[Records from a collection]
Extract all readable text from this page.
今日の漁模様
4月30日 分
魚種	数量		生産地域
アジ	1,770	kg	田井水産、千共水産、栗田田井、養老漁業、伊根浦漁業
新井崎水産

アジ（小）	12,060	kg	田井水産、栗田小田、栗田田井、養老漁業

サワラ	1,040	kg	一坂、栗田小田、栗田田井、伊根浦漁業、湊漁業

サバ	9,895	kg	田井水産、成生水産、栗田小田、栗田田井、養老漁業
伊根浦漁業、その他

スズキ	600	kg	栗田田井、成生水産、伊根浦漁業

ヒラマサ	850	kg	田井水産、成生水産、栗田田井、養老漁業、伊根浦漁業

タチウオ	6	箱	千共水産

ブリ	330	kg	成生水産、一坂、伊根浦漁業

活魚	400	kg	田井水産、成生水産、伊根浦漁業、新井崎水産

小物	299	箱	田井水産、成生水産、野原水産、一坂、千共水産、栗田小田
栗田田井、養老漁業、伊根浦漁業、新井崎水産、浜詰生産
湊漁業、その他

◆ WHAT IS EXPECTED ◆
Select all lines in the listing above where the word "栗田田井" appears, and show them.

◆ ANSWER TO THIS TASK ◆
アジ	1,770	kg	田井水産、千共水産、栗田田井、養老漁業、伊根浦漁業
アジ（小）	12,060	kg	田井水産、栗田小田、栗田田井、養老漁業
サワラ	1,040	kg	一坂、栗田小田、栗田田井、伊根浦漁業、湊漁業
サバ	9,895	kg	田井水産、成生水産、栗田小田、栗田田井、養老漁業
スズキ	600	kg	栗田田井、成生水産、伊根浦漁業
ヒラマサ	850	kg	田井水産、成生水産、栗田田井、養老漁業、伊根浦漁業
栗田田井、養老漁業、伊根浦漁業、新井崎水産、浜詰生産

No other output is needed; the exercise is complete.